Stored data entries
(begin)

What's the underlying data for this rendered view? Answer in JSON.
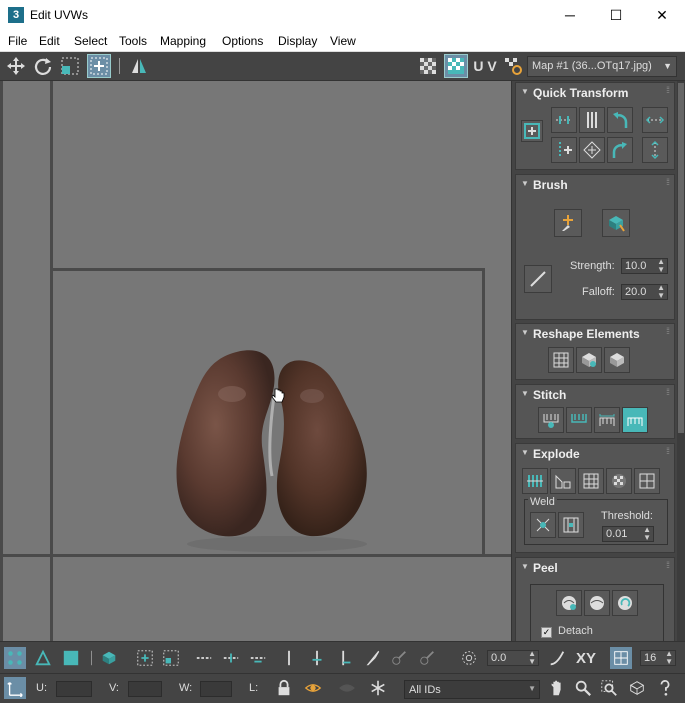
{
  "window": {
    "app_icon_text": "3",
    "title": "Edit UVWs",
    "minimize": "─",
    "maximize": "☐",
    "close": "✕"
  },
  "menu": [
    "File",
    "Edit",
    "Select",
    "Tools",
    "Mapping",
    "Options",
    "Display",
    "View"
  ],
  "toolbar": {
    "uv_label": "U V",
    "map_select": "Map #1 (36...OTq17.jpg)"
  },
  "panel": {
    "quick_transform": {
      "title": "Quick Transform"
    },
    "brush": {
      "title": "Brush",
      "strength_label": "Strength:",
      "strength_value": "10.0",
      "falloff_label": "Falloff:",
      "falloff_value": "20.0"
    },
    "reshape": {
      "title": "Reshape Elements"
    },
    "stitch": {
      "title": "Stitch"
    },
    "explode": {
      "title": "Explode",
      "weld_label": "Weld",
      "threshold_label": "Threshold:",
      "threshold_value": "0.01"
    },
    "peel": {
      "title": "Peel",
      "detach_label": "Detach",
      "detach_checked": true
    }
  },
  "bottom_bar": {
    "rotate_value": "0.0",
    "xy_label": "XY",
    "grid_value": "16",
    "u_label": "U:",
    "v_label": "V:",
    "w_label": "W:",
    "l_label": "L:",
    "ids_select": "All IDs"
  },
  "colors": {
    "accent": "#48b8b8",
    "viewport_bg": "#777777",
    "panel_bg": "#444444"
  }
}
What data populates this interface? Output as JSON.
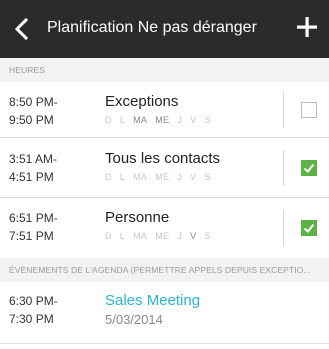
{
  "header": {
    "title": "Planification Ne pas déranger",
    "back_icon": "chevron-left-icon",
    "add_icon": "plus-icon",
    "background": "#2b2b2b"
  },
  "sections": {
    "hours": "HEURES",
    "calendar": "ÉVÉNEMENTS DE L'AGENDA (PERMETTRE APPELS DEPUIS EXCEPTIO..."
  },
  "rules": [
    {
      "start": "8:50 PM-",
      "end": "9:50 PM",
      "name": "Exceptions",
      "days": [
        "D",
        "L",
        "MA",
        "ME",
        "J",
        "V",
        "S"
      ],
      "active_days": [
        "MA",
        "ME"
      ],
      "checked": false
    },
    {
      "start": "3:51 AM-",
      "end": "4:51 PM",
      "name": "Tous les contacts",
      "days": [
        "D",
        "L",
        "MA",
        "ME",
        "J",
        "V",
        "S"
      ],
      "active_days": [],
      "checked": true
    },
    {
      "start": "6:51 PM-",
      "end": "7:51 PM",
      "name": "Personne",
      "days": [
        "D",
        "L",
        "MA",
        "ME",
        "J",
        "V",
        "S"
      ],
      "active_days": [
        "V"
      ],
      "checked": true
    }
  ],
  "events": [
    {
      "start": "6:30 PM-",
      "end": "7:30 PM",
      "name": "Sales Meeting",
      "date": "5/03/2014"
    }
  ],
  "colors": {
    "checkbox_checked": "#5cb247",
    "event_accent": "#2ab5d6"
  }
}
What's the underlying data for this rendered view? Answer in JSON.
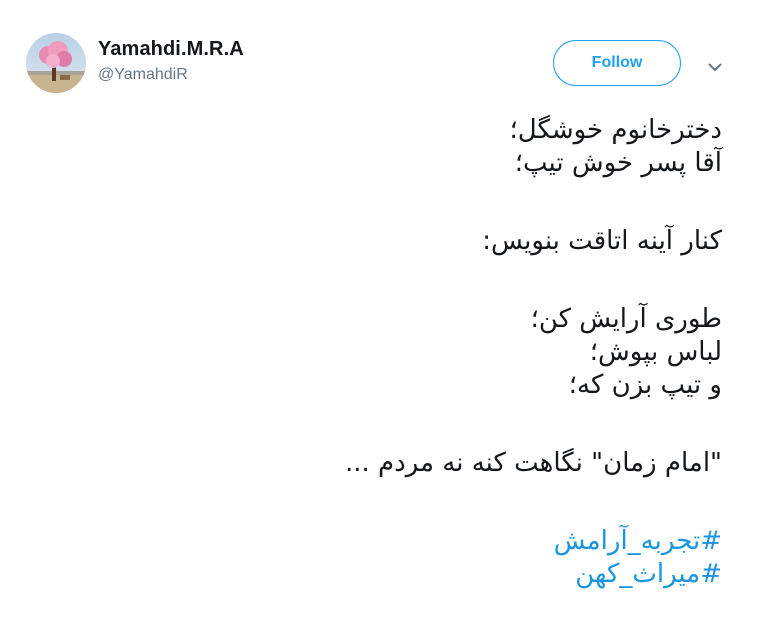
{
  "user": {
    "display_name": "Yamahdi.M.R.A",
    "handle": "@YamahdiR"
  },
  "actions": {
    "follow_label": "Follow",
    "more_icon": "chevron-down-icon"
  },
  "tweet": {
    "lines": [
      "دخترخانوم خوشگل؛",
      "آقا پسر خوش تیپ؛",
      "کنار آینه اتاقت بنویس:",
      "طوری آرایش کن؛",
      "لباس بپوش؛",
      "و تیپ بزن که؛",
      "\"امام زمان\" نگاهت کنه نه مردم ..."
    ],
    "hashtags": [
      "#تجربه_آرامش",
      "#میراث_کهن"
    ]
  },
  "colors": {
    "accent": "#1da1f2",
    "link": "#1b95e0",
    "text": "#14171a",
    "secondary": "#657786"
  }
}
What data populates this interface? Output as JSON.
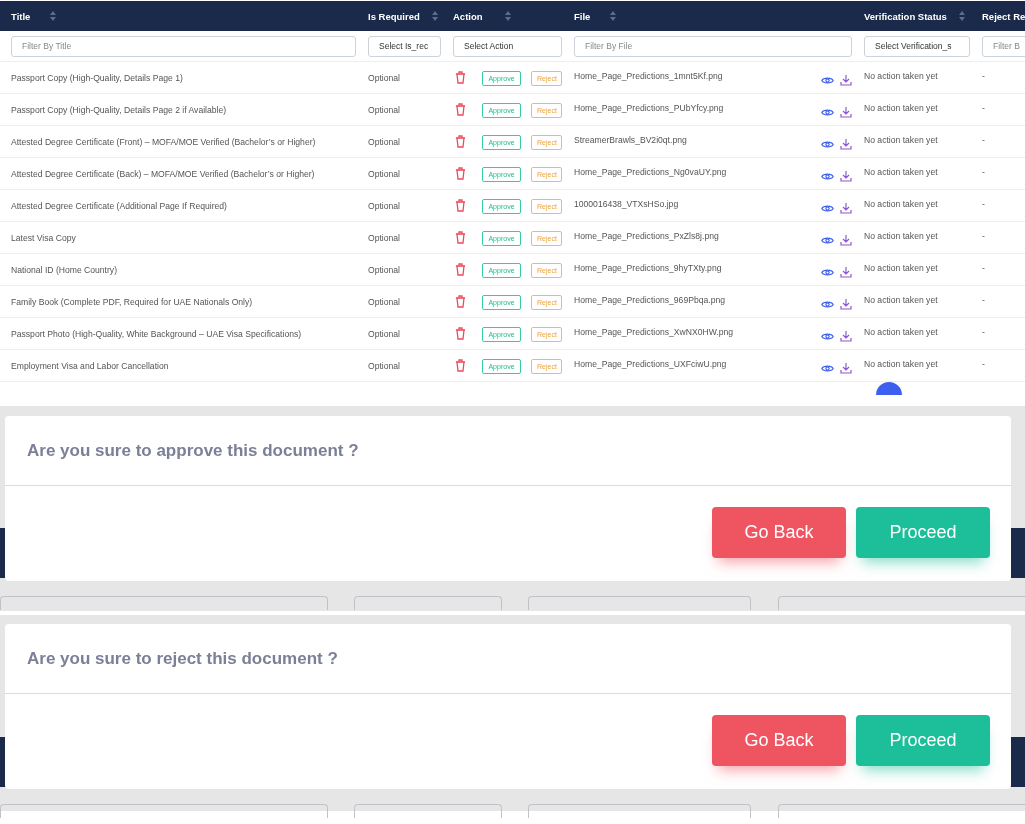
{
  "table": {
    "columns": [
      {
        "label": "Title",
        "sortable": true
      },
      {
        "label": "Is Required",
        "sortable": true
      },
      {
        "label": "Action",
        "sortable": true
      },
      {
        "label": "File",
        "sortable": true
      },
      {
        "label": "Verification Status",
        "sortable": true
      },
      {
        "label": "Reject Re",
        "sortable": false
      }
    ],
    "filters": [
      {
        "kind": "text",
        "placeholder": "Filter By Title"
      },
      {
        "kind": "select",
        "placeholder": "Select Is_rec"
      },
      {
        "kind": "select",
        "placeholder": "Select Action"
      },
      {
        "kind": "text",
        "placeholder": "Filter By File"
      },
      {
        "kind": "select",
        "placeholder": "Select Verification_s"
      },
      {
        "kind": "text",
        "placeholder": "Filter B"
      }
    ],
    "rows": [
      {
        "title": "Passport Copy (High-Quality, Details Page 1)",
        "required": "Optional",
        "approve": "Approve",
        "reject": "Reject",
        "file": "Home_Page_Predictions_1mnt5Kf.png",
        "status": "No action taken yet",
        "reject_reason": "-"
      },
      {
        "title": "Passport Copy (High-Quality, Details Page 2 if Available)",
        "required": "Optional",
        "approve": "Approve",
        "reject": "Reject",
        "file": "Home_Page_Predictions_PUbYfcy.png",
        "status": "No action taken yet",
        "reject_reason": "-"
      },
      {
        "title": "Attested Degree Certificate (Front) – MOFA/MOE Verified (Bachelor’s or Higher)",
        "required": "Optional",
        "approve": "Approve",
        "reject": "Reject",
        "file": "StreamerBrawls_BV2i0qt.png",
        "status": "No action taken yet",
        "reject_reason": "-"
      },
      {
        "title": "Attested Degree Certificate (Back) – MOFA/MOE Verified (Bachelor’s or Higher)",
        "required": "Optional",
        "approve": "Approve",
        "reject": "Reject",
        "file": "Home_Page_Predictions_Ng0vaUY.png",
        "status": "No action taken yet",
        "reject_reason": "-"
      },
      {
        "title": "Attested Degree Certificate (Additional Page If Required)",
        "required": "Optional",
        "approve": "Approve",
        "reject": "Reject",
        "file": "1000016438_VTXsHSo.jpg",
        "status": "No action taken yet",
        "reject_reason": "-"
      },
      {
        "title": "Latest Visa Copy",
        "required": "Optional",
        "approve": "Approve",
        "reject": "Reject",
        "file": "Home_Page_Predictions_PxZls8j.png",
        "status": "No action taken yet",
        "reject_reason": "-"
      },
      {
        "title": "National ID (Home Country)",
        "required": "Optional",
        "approve": "Approve",
        "reject": "Reject",
        "file": "Home_Page_Predictions_9hyTXty.png",
        "status": "No action taken yet",
        "reject_reason": "-"
      },
      {
        "title": "Family Book (Complete PDF, Required for UAE Nationals Only)",
        "required": "Optional",
        "approve": "Approve",
        "reject": "Reject",
        "file": "Home_Page_Predictions_969Pbqa.png",
        "status": "No action taken yet",
        "reject_reason": "-"
      },
      {
        "title": "Passport Photo (High-Quality, White Background – UAE Visa Specifications)",
        "required": "Optional",
        "approve": "Approve",
        "reject": "Reject",
        "file": "Home_Page_Predictions_XwNX0HW.png",
        "status": "No action taken yet",
        "reject_reason": "-"
      },
      {
        "title": "Employment Visa and Labor Cancellation",
        "required": "Optional",
        "approve": "Approve",
        "reject": "Reject",
        "file": "Home_Page_Predictions_UXFciwU.png",
        "status": "No action taken yet",
        "reject_reason": "-"
      }
    ]
  },
  "dialogs": [
    {
      "message": "Are you sure to approve this document ?",
      "buttons": [
        {
          "label": "Go Back",
          "kind": "cancel"
        },
        {
          "label": "Proceed",
          "kind": "confirm"
        }
      ]
    },
    {
      "message": "Are you sure to reject this document ?",
      "buttons": [
        {
          "label": "Go Back",
          "kind": "cancel"
        },
        {
          "label": "Proceed",
          "kind": "confirm"
        }
      ]
    }
  ]
}
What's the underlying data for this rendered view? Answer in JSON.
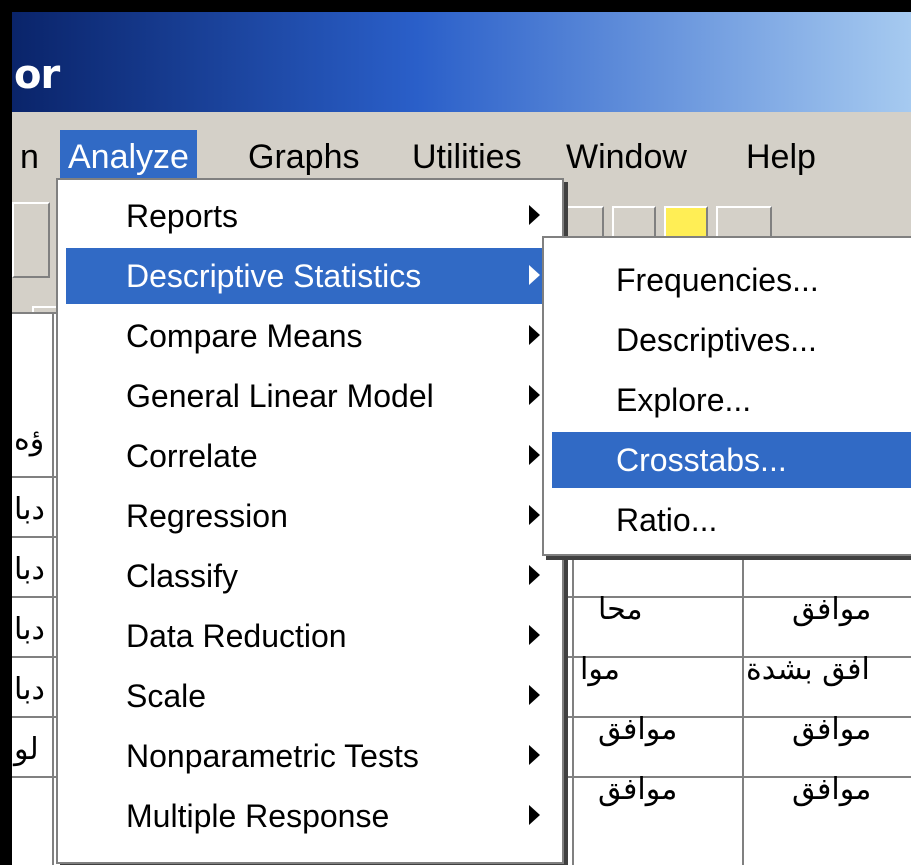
{
  "window": {
    "title_fragment": "or"
  },
  "menubar": {
    "items": [
      {
        "label": "n"
      },
      {
        "label": "Analyze"
      },
      {
        "label": "Graphs"
      },
      {
        "label": "Utilities"
      },
      {
        "label": "Window"
      },
      {
        "label": "Help"
      }
    ]
  },
  "analyze_menu": {
    "items": [
      {
        "label": "Reports"
      },
      {
        "label": "Descriptive Statistics"
      },
      {
        "label": "Compare Means"
      },
      {
        "label": "General Linear Model"
      },
      {
        "label": "Correlate"
      },
      {
        "label": "Regression"
      },
      {
        "label": "Classify"
      },
      {
        "label": "Data Reduction"
      },
      {
        "label": "Scale"
      },
      {
        "label": "Nonparametric Tests"
      },
      {
        "label": "Multiple Response"
      }
    ]
  },
  "descriptive_submenu": {
    "items": [
      {
        "label": "Frequencies..."
      },
      {
        "label": "Descriptives..."
      },
      {
        "label": "Explore..."
      },
      {
        "label": "Crosstabs..."
      },
      {
        "label": "Ratio..."
      }
    ]
  },
  "grid": {
    "left_cells": [
      "ؤه",
      "دبا",
      "دبا",
      "دبا",
      "دبا",
      "لو"
    ],
    "mid_cells": [
      "محا",
      "موا",
      "موافق",
      "موافق"
    ],
    "right_cells": [
      "موافق",
      "افق بشدة",
      "موافق",
      "موافق"
    ]
  },
  "colors": {
    "highlight": "#316ac5",
    "titlebar": "#0a246a",
    "face": "#d4d0c8"
  }
}
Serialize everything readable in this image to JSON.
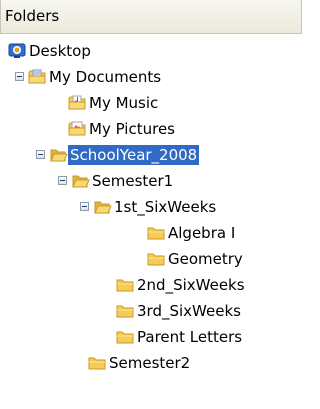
{
  "panel": {
    "title": "Folders"
  },
  "colors": {
    "folder": "#f5cc57",
    "folder_dark": "#c99a22",
    "selection": "#316ac5",
    "desktop_blue": "#2f6fd6"
  },
  "tree": [
    {
      "label": "Desktop",
      "icon": "desktop-icon",
      "expanded": true,
      "selected": false
    },
    {
      "label": "My Documents",
      "icon": "my-documents-icon",
      "expanded": true,
      "selected": false
    },
    {
      "label": "My Music",
      "icon": "my-music-icon",
      "expanded": false,
      "selected": false
    },
    {
      "label": "My Pictures",
      "icon": "my-pictures-icon",
      "expanded": false,
      "selected": false
    },
    {
      "label": "SchoolYear_2008",
      "icon": "folder-open-icon",
      "expanded": true,
      "selected": true
    },
    {
      "label": "Semester1",
      "icon": "folder-open-icon",
      "expanded": true,
      "selected": false
    },
    {
      "label": "1st_SixWeeks",
      "icon": "folder-open-icon",
      "expanded": true,
      "selected": false
    },
    {
      "label": "Algebra I",
      "icon": "folder-icon",
      "expanded": false,
      "selected": false
    },
    {
      "label": "Geometry",
      "icon": "folder-icon",
      "expanded": false,
      "selected": false
    },
    {
      "label": "2nd_SixWeeks",
      "icon": "folder-icon",
      "expanded": false,
      "selected": false
    },
    {
      "label": "3rd_SixWeeks",
      "icon": "folder-icon",
      "expanded": false,
      "selected": false
    },
    {
      "label": "Parent Letters",
      "icon": "folder-icon",
      "expanded": false,
      "selected": false
    },
    {
      "label": "Semester2",
      "icon": "folder-icon",
      "expanded": false,
      "selected": false
    }
  ]
}
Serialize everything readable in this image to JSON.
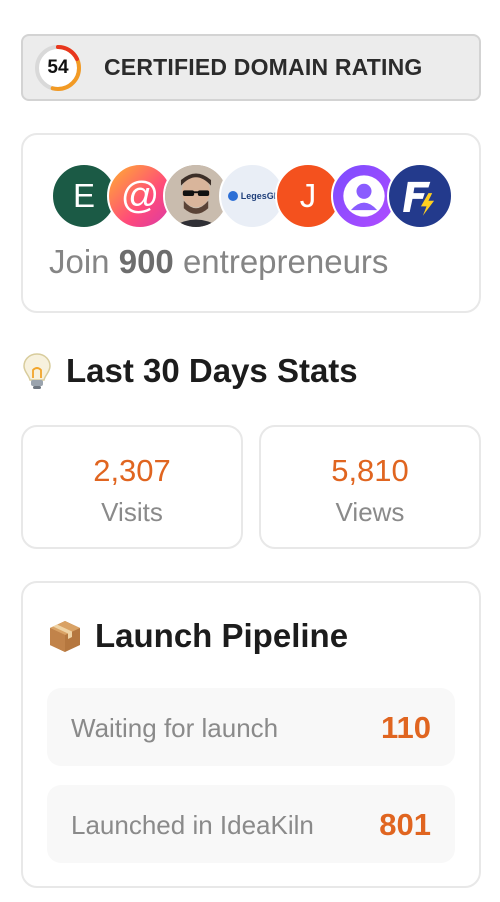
{
  "domain_rating": {
    "score": "54",
    "score_value": 54,
    "label": "CERTIFIED DOMAIN RATING"
  },
  "entrepreneurs": {
    "avatars": [
      {
        "letter": "E",
        "kind": "letter"
      },
      {
        "letter": "@",
        "kind": "at-symbol"
      },
      {
        "letter": "",
        "kind": "photo"
      },
      {
        "letter": "LegesGI",
        "kind": "logo"
      },
      {
        "letter": "J",
        "kind": "letter"
      },
      {
        "letter": "",
        "kind": "user-silhouette"
      },
      {
        "letter": "",
        "kind": "brand-logo"
      }
    ],
    "join_prefix": "Join",
    "join_count": "900",
    "join_suffix": "entrepreneurs"
  },
  "stats": {
    "title": "Last 30 Days Stats",
    "title_icon": "lightbulb-icon",
    "visits_value": "2,307",
    "visits_label": "Visits",
    "views_value": "5,810",
    "views_label": "Views"
  },
  "pipeline": {
    "title": "Launch Pipeline",
    "title_icon": "package-icon",
    "rows": [
      {
        "label": "Waiting for launch",
        "value": "110"
      },
      {
        "label": "Launched in IdeaKiln",
        "value": "801"
      }
    ]
  },
  "colors": {
    "accent": "#e06520",
    "muted_text": "#8a8a8a",
    "card_border": "#e8e8e8"
  }
}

(end)

- [Short problem]: In the entries above, find each line with the string "sure" and copy it.

- [Solution to this task]:
      "message": "Are you sure to approve this document ?",
      "message": "Are you sure to reject this document ?",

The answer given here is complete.